▸ **INFORMATION GIVEN**:
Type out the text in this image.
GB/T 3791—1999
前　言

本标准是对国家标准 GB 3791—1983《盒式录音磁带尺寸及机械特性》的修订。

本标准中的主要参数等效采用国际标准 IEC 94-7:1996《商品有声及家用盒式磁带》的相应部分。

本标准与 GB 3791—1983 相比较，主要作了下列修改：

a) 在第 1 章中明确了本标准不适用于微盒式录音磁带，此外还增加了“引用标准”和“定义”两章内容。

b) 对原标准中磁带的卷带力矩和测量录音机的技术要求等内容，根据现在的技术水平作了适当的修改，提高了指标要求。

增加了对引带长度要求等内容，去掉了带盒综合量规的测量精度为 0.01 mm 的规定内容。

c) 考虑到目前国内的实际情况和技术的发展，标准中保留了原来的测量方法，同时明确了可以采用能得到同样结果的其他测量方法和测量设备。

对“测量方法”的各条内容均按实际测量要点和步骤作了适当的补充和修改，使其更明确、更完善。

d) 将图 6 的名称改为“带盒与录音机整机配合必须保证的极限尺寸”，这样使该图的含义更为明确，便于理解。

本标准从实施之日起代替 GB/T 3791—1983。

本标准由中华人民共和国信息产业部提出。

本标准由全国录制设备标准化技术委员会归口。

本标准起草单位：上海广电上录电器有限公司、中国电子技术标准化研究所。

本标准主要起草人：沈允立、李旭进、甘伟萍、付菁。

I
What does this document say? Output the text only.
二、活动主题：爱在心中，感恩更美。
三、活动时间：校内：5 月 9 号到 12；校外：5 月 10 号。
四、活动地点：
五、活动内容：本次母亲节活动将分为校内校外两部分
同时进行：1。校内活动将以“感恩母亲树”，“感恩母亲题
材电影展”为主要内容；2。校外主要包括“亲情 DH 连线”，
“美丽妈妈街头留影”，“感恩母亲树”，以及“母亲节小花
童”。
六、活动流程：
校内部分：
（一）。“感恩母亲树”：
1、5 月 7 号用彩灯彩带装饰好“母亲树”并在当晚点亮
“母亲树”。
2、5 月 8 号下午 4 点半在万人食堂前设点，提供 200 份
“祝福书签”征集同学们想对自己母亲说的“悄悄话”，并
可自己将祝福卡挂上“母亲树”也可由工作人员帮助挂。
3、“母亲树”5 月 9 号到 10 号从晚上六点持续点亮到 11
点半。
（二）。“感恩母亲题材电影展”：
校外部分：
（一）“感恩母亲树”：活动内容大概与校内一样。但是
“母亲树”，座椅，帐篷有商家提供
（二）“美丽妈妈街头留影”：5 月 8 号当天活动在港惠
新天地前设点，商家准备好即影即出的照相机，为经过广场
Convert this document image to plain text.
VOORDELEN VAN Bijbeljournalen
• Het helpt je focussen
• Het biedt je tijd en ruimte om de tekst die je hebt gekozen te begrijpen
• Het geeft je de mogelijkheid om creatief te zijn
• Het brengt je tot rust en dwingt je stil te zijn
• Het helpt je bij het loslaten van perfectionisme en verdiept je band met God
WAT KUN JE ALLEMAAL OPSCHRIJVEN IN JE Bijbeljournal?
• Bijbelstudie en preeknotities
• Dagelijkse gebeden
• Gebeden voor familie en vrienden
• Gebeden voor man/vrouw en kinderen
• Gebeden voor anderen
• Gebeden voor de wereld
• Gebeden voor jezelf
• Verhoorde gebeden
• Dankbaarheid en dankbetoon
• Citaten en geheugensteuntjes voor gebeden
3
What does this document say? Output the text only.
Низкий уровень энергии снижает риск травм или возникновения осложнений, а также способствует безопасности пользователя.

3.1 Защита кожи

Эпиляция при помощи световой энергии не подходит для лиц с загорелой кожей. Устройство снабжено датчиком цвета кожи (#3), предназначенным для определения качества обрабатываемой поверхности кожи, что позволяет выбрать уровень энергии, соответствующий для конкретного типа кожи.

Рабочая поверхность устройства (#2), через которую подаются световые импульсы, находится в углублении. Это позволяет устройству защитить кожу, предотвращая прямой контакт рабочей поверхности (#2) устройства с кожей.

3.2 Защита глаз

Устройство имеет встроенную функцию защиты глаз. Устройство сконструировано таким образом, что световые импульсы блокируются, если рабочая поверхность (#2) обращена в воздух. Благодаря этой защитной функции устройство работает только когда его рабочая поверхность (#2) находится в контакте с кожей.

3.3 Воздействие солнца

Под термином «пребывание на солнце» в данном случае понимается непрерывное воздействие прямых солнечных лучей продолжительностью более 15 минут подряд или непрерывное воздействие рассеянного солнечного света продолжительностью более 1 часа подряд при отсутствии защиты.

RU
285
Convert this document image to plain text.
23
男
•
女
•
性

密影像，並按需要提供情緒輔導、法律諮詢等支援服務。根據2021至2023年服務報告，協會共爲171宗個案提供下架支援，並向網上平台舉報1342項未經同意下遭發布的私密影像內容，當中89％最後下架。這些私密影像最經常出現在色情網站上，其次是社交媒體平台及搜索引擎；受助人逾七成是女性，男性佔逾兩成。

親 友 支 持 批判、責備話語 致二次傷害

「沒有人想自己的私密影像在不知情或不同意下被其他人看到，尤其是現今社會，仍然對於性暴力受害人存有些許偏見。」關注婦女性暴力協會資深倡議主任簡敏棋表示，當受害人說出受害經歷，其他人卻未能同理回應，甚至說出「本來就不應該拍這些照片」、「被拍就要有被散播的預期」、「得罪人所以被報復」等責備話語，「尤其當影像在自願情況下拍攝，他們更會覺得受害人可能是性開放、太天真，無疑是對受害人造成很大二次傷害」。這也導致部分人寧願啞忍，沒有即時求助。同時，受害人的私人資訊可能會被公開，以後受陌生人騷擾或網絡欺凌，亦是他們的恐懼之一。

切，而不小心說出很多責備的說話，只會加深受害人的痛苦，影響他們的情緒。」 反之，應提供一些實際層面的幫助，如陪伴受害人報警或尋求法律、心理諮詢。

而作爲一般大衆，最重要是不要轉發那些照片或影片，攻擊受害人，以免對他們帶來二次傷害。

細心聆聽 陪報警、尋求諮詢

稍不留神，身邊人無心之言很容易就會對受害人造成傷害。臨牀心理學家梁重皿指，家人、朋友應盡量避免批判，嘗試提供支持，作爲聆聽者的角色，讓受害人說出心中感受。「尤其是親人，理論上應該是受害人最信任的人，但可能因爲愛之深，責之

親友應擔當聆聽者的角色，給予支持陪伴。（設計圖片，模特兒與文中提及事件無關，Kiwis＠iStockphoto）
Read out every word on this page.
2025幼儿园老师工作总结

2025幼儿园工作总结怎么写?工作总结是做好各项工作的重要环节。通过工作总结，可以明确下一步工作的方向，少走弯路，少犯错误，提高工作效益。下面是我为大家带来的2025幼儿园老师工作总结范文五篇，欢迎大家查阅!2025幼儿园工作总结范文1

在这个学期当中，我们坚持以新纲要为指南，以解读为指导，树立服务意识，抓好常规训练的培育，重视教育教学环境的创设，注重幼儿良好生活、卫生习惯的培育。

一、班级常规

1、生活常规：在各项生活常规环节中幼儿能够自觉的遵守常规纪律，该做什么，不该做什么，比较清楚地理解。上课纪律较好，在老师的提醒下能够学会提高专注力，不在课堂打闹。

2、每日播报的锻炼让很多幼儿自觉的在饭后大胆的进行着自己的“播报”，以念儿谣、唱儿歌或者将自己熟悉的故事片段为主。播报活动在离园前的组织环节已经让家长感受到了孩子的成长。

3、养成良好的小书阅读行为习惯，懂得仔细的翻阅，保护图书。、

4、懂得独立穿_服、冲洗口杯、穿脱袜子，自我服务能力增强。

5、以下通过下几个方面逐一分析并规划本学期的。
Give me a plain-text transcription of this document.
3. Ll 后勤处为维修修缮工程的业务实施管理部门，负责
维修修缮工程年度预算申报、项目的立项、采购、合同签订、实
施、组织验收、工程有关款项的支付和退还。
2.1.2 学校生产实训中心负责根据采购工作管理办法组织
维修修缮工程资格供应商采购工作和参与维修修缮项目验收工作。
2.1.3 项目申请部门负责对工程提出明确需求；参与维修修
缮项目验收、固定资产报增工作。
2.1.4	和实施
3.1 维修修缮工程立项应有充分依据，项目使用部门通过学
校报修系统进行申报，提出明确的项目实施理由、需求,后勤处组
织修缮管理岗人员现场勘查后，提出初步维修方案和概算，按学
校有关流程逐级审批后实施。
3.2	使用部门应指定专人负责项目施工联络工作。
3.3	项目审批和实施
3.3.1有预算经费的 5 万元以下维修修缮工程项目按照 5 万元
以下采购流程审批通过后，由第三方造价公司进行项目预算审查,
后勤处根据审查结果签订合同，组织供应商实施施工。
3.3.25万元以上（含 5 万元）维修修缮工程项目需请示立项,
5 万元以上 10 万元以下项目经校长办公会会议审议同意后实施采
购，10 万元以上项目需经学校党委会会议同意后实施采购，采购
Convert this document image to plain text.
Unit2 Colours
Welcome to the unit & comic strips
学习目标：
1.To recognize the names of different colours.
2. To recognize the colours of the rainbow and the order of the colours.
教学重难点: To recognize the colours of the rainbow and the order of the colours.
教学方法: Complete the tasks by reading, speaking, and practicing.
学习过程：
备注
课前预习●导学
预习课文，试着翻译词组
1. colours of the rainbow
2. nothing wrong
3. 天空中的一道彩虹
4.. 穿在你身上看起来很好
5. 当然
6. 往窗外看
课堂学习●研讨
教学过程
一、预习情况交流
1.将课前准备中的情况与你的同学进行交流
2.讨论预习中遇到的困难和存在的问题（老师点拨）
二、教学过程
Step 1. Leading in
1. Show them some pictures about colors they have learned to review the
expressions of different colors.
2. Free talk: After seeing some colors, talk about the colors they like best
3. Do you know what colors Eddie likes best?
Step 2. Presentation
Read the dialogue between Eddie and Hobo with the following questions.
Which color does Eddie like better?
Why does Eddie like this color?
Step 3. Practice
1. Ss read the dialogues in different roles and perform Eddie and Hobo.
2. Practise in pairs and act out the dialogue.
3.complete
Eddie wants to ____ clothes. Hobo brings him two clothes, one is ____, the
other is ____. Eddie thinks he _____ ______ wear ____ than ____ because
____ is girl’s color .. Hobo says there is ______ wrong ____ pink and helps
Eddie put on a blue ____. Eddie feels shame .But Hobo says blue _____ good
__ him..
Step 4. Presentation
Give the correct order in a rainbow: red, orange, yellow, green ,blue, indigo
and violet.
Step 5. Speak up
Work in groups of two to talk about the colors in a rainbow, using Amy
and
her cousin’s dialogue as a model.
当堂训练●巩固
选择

▸ **AIM**:
How many of the lines above hold the word "поверхности"? Give only that number.

▸ **WRITTEN SOLUTION**:
2